* WORK TO COMPLETE: Reproduce the records below exactly as they appear, omitting any pictures they contain.

— START PROVIDED RECORDS —

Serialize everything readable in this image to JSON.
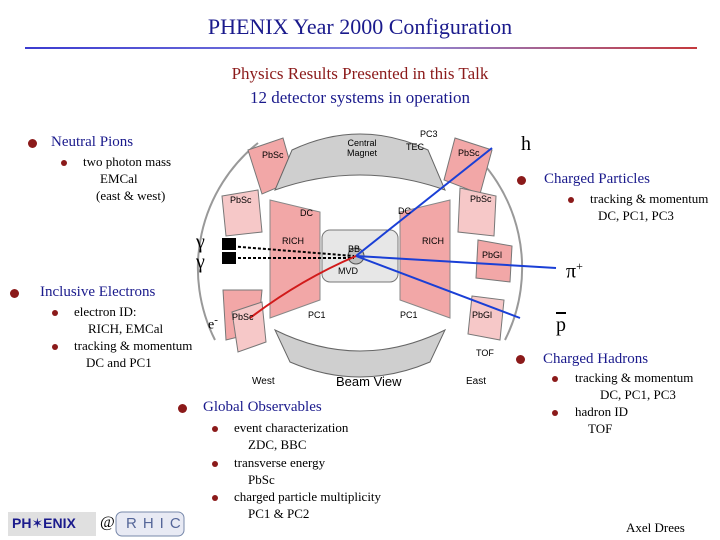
{
  "title": "PHENIX Year 2000 Configuration",
  "subtitle": "Physics Results Presented in this Talk",
  "subtitle2": "12  detector systems in operation",
  "neutral_pions": {
    "heading": "Neutral Pions",
    "line1": "two photon mass",
    "line2": "EMCal",
    "line3": "(east & west)"
  },
  "charged_particles": {
    "heading": "Charged Particles",
    "line1": "tracking & momentum",
    "line2": "DC, PC1, PC3"
  },
  "inclusive_electrons": {
    "heading": "Inclusive Electrons",
    "line1": "electron ID:",
    "line2": "RICH, EMCal",
    "line3": "tracking & momentum",
    "line4": "DC and PC1"
  },
  "charged_hadrons": {
    "heading": "Charged Hadrons",
    "line1": "tracking & momentum",
    "line2": "DC, PC1, PC3",
    "line3": "hadron ID",
    "line4": "TOF"
  },
  "global": {
    "heading": "Global Observables",
    "line1": "event characterization",
    "line2": "ZDC, BBC",
    "line3": "transverse energy",
    "line4": "PbSc",
    "line5": "charged particle multiplicity",
    "line6": "PC1 & PC2"
  },
  "symbols": {
    "h": "h",
    "gamma1": "γ",
    "gamma2": "γ",
    "pi_plus": "π+",
    "electron": "e-",
    "pbar": "p"
  },
  "detector_labels": {
    "central_magnet_1": "Central",
    "central_magnet_2": "Magnet",
    "pc3": "PC3",
    "tec": "TEC",
    "pbsc_top_left": "PbSc",
    "pbsc_top_right": "PbSc",
    "pbsc_left": "PbSc",
    "pbsc_right": "PbSc",
    "pbsc_bottom_left": "PbSc",
    "pbgl_right": "PbGl",
    "pbgl_bottom": "PbGl",
    "pbsc_west_upper": "PbSc",
    "dc_left": "DC",
    "dc_right": "DC",
    "rich_left": "RICH",
    "rich_right": "RICH",
    "bb": "BB",
    "mvd": "MVD",
    "pc1_left": "PC1",
    "pc1_right": "PC1",
    "tof": "TOF",
    "west": "West",
    "east": "East",
    "beam_view": "Beam View",
    "pc2_corner": "PC"
  },
  "footer": {
    "logo": "PH✶ENIX",
    "at": "@",
    "rhic": "RHIC",
    "author": "Axel Drees"
  },
  "colors": {
    "bullet": "#8b1a1a",
    "detector_fill": "#f2a7a7",
    "track_blue": "#1a3fd6",
    "track_red": "#d11a1a",
    "title_blue": "#1a1a8c",
    "subtitle_red": "#8b1a1a"
  }
}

— END PROVIDED RECORDS —

* RESPONSE BELOW:
Serialize everything readable in this image to JSON.
{
  "title": "PHENIX Year 2000 Configuration",
  "subtitle": "Physics Results Presented in this Talk",
  "subtitle2": "12  detector systems in operation",
  "neutral_pions": {
    "heading": "Neutral Pions",
    "line1": "two photon mass",
    "line2": "EMCal",
    "line3": "(east & west)"
  },
  "charged_particles": {
    "heading": "Charged Particles",
    "line1": "tracking & momentum",
    "line2": "DC, PC1, PC3"
  },
  "inclusive_electrons": {
    "heading": "Inclusive Electrons",
    "line1": "electron ID:",
    "line2": "RICH, EMCal",
    "line3": "tracking & momentum",
    "line4": "DC and PC1"
  },
  "charged_hadrons": {
    "heading": "Charged Hadrons",
    "line1": "tracking & momentum",
    "line2": "DC, PC1, PC3",
    "line3": "hadron ID",
    "line4": "TOF"
  },
  "global": {
    "heading": "Global Observables",
    "line1": "event characterization",
    "line2": "ZDC, BBC",
    "line3": "transverse energy",
    "line4": "PbSc",
    "line5": "charged particle multiplicity",
    "line6": "PC1 & PC2"
  },
  "symbols": {
    "h": "h",
    "gamma1": "γ",
    "gamma2": "γ",
    "pi_plus": "π+",
    "electron": "e-",
    "pbar": "p"
  },
  "detector_labels": {
    "central_magnet_1": "Central",
    "central_magnet_2": "Magnet",
    "pc3": "PC3",
    "tec": "TEC",
    "pbsc_top_left": "PbSc",
    "pbsc_top_right": "PbSc",
    "pbsc_left": "PbSc",
    "pbsc_right": "PbSc",
    "pbsc_bottom_left": "PbSc",
    "pbgl_right": "PbGl",
    "pbgl_bottom": "PbGl",
    "pbsc_west_upper": "PbSc",
    "dc_left": "DC",
    "dc_right": "DC",
    "rich_left": "RICH",
    "rich_right": "RICH",
    "bb": "BB",
    "mvd": "MVD",
    "pc1_left": "PC1",
    "pc1_right": "PC1",
    "tof": "TOF",
    "west": "West",
    "east": "East",
    "beam_view": "Beam View",
    "pc2_corner": "PC"
  },
  "footer": {
    "logo": "PH✶ENIX",
    "at": "@",
    "rhic": "RHIC",
    "author": "Axel Drees"
  },
  "colors": {
    "bullet": "#8b1a1a",
    "detector_fill": "#f2a7a7",
    "track_blue": "#1a3fd6",
    "track_red": "#d11a1a",
    "title_blue": "#1a1a8c",
    "subtitle_red": "#8b1a1a"
  }
}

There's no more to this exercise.